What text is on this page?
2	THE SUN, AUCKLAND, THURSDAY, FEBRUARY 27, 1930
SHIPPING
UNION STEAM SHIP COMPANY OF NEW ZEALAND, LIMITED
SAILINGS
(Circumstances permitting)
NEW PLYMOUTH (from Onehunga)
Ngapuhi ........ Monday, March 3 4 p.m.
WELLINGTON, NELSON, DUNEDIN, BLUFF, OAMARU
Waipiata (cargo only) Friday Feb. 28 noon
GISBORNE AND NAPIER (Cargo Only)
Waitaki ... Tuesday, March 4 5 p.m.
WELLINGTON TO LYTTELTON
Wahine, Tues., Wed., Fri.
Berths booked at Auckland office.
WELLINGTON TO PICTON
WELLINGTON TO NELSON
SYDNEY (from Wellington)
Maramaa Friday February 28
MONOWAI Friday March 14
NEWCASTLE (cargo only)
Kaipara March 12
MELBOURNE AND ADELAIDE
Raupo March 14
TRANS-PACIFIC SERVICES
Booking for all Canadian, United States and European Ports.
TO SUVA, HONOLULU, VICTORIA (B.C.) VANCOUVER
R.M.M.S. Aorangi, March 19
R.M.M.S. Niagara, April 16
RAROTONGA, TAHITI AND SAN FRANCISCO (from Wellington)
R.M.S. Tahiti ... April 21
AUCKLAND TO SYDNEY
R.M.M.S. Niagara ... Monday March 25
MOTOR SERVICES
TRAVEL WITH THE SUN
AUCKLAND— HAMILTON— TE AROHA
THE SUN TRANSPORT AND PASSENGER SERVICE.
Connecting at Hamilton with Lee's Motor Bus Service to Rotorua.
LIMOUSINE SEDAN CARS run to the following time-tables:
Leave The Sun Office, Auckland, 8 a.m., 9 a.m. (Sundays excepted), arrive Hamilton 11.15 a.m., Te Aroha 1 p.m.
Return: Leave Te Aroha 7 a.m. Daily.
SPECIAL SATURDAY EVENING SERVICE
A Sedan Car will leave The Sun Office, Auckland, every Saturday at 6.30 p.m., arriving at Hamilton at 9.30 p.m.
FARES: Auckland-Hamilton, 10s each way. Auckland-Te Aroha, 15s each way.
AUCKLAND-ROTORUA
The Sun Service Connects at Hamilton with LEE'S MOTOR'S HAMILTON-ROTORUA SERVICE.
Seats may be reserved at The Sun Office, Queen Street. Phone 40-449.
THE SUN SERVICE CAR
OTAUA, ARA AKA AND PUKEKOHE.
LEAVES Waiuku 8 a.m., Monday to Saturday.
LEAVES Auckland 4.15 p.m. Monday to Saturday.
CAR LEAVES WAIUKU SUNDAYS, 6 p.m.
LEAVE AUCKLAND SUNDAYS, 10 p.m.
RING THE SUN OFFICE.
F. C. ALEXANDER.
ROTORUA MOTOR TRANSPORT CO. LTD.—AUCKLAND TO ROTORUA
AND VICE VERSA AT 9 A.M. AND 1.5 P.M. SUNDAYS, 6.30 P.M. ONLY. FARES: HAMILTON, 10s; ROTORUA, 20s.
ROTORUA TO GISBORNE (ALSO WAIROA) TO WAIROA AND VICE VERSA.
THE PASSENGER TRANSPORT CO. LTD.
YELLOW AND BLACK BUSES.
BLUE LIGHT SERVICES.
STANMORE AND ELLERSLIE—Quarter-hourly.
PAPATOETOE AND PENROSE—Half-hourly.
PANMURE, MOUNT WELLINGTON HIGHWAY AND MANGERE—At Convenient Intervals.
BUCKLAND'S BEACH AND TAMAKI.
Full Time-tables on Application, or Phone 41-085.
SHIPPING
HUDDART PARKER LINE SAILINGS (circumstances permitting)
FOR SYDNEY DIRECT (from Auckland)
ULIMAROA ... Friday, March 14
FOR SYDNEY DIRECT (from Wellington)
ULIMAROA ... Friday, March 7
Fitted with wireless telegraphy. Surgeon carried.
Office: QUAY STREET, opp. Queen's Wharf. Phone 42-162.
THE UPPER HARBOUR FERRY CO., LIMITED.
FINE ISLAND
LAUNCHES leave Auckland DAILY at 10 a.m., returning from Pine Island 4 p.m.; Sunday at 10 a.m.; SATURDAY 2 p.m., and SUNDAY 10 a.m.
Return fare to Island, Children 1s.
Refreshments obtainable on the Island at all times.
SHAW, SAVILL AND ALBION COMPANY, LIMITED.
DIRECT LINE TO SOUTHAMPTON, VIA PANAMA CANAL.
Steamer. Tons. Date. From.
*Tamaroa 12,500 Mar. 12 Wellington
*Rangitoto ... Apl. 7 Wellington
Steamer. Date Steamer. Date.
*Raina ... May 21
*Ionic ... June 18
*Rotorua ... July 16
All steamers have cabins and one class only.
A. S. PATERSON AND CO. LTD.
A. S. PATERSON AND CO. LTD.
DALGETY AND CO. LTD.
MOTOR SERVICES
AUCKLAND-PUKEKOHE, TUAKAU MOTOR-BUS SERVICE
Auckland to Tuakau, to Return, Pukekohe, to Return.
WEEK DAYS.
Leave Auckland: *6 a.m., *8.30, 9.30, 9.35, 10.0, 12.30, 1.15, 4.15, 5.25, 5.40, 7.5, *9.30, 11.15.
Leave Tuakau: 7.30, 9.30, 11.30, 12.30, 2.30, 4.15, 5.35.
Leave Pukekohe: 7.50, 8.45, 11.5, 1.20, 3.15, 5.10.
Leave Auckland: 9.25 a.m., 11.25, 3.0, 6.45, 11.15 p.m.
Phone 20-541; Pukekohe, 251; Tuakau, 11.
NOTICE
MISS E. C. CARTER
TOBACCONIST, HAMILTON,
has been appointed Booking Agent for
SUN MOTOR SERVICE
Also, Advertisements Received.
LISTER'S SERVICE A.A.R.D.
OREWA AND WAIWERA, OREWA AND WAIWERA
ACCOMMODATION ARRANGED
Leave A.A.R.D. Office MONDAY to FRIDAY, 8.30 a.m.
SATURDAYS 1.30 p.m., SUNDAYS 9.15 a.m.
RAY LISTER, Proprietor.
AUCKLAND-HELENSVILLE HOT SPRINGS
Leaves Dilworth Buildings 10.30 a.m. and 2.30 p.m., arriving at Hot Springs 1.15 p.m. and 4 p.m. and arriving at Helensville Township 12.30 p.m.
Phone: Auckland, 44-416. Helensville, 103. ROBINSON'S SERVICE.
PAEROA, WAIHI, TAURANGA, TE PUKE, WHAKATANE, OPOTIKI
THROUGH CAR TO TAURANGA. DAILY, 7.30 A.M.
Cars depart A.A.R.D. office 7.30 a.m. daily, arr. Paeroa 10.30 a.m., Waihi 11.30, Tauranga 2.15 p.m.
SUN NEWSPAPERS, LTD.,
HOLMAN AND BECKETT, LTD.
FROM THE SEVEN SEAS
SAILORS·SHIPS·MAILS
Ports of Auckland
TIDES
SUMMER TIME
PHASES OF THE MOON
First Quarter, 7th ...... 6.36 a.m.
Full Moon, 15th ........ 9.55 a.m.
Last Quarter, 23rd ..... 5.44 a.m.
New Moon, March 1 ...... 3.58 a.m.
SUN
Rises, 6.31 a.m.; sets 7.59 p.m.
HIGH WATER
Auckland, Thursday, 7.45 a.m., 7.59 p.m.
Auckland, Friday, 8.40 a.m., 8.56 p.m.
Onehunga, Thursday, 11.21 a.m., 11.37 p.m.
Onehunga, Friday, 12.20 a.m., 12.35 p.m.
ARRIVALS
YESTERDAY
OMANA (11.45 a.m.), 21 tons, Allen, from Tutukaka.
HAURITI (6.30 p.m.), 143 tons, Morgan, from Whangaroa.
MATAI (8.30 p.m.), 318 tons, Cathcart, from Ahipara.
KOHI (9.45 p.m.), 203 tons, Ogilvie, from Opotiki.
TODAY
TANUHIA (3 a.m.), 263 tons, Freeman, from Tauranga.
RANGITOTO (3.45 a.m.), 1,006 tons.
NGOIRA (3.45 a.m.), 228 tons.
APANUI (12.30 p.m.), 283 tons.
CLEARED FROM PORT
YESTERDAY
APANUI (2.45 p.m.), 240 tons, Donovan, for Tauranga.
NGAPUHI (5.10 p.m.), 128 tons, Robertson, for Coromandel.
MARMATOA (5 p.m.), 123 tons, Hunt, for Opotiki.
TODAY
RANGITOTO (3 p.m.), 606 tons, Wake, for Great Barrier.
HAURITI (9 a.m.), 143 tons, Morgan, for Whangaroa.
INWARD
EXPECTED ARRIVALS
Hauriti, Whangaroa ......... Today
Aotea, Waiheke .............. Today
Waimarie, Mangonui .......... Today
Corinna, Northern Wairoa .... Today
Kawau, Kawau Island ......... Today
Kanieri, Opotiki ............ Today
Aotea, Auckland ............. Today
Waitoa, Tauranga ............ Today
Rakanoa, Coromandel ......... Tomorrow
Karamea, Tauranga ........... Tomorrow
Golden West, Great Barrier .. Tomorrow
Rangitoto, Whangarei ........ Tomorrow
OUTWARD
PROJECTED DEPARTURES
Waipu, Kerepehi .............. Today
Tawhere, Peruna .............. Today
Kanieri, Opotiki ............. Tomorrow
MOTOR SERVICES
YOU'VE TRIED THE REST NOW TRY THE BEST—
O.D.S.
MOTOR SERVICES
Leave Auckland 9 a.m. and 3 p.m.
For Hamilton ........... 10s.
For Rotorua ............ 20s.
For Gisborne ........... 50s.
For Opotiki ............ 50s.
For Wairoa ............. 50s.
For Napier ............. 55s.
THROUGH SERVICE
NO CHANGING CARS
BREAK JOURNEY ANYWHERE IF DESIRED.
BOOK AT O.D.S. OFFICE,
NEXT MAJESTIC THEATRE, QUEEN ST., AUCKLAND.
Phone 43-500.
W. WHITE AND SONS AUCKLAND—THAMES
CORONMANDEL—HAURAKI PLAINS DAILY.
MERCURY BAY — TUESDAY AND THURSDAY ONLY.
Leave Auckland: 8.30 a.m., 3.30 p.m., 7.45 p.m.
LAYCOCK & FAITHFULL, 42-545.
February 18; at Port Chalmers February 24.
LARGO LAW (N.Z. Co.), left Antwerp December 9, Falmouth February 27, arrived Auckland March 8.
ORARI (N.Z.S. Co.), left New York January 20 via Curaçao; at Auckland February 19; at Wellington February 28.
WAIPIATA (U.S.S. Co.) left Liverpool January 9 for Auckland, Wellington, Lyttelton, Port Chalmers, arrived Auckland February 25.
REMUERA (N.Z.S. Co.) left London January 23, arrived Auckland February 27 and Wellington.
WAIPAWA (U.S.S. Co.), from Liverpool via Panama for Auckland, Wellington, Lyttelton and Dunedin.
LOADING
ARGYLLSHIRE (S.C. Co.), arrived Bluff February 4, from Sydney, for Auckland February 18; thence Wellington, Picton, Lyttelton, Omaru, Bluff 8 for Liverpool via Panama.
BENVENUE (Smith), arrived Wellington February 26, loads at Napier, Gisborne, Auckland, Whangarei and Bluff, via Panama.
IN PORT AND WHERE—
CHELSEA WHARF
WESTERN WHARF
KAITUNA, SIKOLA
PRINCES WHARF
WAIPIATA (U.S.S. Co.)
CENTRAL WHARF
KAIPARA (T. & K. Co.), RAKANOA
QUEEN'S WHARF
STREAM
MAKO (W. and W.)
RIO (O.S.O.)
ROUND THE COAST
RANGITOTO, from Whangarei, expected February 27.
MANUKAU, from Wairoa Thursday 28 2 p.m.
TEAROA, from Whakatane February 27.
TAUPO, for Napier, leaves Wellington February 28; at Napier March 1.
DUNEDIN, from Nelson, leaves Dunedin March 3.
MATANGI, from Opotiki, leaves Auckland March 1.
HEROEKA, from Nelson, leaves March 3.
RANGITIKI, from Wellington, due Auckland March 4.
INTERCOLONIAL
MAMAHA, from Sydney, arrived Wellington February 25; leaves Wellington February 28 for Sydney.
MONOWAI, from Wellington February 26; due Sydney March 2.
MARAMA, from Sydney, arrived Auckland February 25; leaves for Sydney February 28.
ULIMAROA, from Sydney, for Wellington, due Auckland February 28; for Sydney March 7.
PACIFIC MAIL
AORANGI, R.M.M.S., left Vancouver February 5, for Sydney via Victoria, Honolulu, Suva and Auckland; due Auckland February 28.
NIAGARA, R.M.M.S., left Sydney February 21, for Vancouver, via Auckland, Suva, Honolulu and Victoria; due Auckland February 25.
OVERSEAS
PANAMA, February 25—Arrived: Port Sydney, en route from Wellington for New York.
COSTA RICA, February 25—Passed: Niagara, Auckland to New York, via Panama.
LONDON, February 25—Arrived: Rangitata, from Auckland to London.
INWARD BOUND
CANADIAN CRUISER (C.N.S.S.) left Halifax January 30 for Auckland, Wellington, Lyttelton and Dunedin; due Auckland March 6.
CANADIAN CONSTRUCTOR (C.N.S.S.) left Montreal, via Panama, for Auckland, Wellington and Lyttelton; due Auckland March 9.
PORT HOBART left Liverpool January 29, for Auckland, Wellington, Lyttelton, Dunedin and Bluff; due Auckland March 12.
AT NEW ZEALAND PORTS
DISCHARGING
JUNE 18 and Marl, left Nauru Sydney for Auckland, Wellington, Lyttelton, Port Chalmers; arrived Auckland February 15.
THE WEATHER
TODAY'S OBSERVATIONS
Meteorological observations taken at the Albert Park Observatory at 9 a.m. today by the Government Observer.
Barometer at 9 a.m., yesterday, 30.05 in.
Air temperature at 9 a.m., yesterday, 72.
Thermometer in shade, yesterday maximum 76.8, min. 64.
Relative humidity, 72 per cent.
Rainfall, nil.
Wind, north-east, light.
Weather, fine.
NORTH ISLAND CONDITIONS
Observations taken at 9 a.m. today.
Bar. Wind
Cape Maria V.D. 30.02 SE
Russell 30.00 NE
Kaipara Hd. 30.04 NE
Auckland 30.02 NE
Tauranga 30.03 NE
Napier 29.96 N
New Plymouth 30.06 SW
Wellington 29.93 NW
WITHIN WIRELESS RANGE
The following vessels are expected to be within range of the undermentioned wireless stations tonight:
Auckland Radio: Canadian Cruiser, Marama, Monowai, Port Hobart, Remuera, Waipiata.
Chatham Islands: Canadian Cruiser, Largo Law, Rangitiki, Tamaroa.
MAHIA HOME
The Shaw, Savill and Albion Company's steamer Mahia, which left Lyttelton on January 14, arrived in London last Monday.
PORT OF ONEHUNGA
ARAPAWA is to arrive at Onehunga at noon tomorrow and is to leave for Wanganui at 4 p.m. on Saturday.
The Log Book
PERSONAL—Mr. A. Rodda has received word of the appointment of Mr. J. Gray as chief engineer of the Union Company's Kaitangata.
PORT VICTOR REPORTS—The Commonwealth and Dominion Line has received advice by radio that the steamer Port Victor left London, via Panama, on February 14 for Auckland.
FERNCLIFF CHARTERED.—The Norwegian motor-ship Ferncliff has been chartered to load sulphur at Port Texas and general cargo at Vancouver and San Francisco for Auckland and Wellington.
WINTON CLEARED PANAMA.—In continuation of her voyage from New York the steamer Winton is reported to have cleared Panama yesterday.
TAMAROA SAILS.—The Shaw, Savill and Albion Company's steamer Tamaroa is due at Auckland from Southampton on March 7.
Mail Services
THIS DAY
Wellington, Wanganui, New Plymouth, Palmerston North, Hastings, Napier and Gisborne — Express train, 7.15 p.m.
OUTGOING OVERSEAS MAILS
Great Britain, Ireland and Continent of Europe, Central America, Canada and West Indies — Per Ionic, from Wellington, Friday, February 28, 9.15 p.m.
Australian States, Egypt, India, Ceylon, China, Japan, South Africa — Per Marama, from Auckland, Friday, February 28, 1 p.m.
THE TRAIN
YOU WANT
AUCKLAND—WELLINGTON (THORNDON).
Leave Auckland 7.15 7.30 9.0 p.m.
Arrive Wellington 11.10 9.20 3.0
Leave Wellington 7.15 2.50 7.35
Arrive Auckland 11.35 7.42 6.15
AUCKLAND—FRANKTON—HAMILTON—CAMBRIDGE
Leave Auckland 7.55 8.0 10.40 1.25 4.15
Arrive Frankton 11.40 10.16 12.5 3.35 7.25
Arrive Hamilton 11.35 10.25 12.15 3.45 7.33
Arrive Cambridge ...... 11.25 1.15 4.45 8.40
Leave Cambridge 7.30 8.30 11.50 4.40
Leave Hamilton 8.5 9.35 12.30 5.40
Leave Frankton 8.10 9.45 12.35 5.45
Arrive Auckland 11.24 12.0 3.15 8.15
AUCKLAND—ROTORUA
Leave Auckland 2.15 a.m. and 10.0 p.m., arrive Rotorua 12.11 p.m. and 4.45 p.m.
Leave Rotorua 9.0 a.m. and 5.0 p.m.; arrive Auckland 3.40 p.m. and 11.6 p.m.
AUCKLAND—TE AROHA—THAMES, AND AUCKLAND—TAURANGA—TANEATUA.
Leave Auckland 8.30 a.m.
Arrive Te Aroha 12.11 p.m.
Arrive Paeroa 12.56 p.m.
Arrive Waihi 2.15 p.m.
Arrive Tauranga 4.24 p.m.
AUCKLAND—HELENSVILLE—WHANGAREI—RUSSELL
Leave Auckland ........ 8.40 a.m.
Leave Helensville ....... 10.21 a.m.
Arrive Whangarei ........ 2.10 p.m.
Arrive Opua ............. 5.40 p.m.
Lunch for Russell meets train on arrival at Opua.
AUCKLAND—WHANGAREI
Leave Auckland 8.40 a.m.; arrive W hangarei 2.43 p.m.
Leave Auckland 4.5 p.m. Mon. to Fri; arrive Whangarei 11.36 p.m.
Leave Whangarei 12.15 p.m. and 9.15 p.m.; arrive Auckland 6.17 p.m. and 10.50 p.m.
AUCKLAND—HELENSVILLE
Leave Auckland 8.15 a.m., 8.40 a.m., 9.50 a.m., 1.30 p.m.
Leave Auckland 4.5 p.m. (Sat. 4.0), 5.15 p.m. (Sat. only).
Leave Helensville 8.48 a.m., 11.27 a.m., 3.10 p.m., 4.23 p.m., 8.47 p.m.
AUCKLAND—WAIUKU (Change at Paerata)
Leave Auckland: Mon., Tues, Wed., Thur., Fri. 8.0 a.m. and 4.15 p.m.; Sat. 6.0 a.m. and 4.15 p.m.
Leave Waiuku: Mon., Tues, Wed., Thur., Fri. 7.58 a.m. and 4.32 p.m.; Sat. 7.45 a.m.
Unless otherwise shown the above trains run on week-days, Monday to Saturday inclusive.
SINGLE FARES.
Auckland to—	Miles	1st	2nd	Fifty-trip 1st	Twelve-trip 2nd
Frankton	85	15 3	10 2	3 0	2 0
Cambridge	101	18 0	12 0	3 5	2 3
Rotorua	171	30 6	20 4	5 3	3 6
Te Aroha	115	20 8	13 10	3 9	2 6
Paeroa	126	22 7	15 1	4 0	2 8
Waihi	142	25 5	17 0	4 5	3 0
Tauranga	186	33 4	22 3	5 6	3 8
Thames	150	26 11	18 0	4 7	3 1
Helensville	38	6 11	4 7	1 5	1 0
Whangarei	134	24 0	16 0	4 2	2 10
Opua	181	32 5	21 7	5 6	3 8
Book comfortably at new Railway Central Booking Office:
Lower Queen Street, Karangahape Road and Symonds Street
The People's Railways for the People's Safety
══════════════════════════════
Requirements → Read the entries and select each line where the word "Wanganui" is found.

Exercise solution →
ARAPAWA is to arrive at Onehunga at noon tomorrow and is to leave for Wanganui at 4 p.m. on Saturday.
Wellington, Wanganui, New Plymouth, Palmerston North, Hastings, Napier and Gisborne — Express train, 7.15 p.m.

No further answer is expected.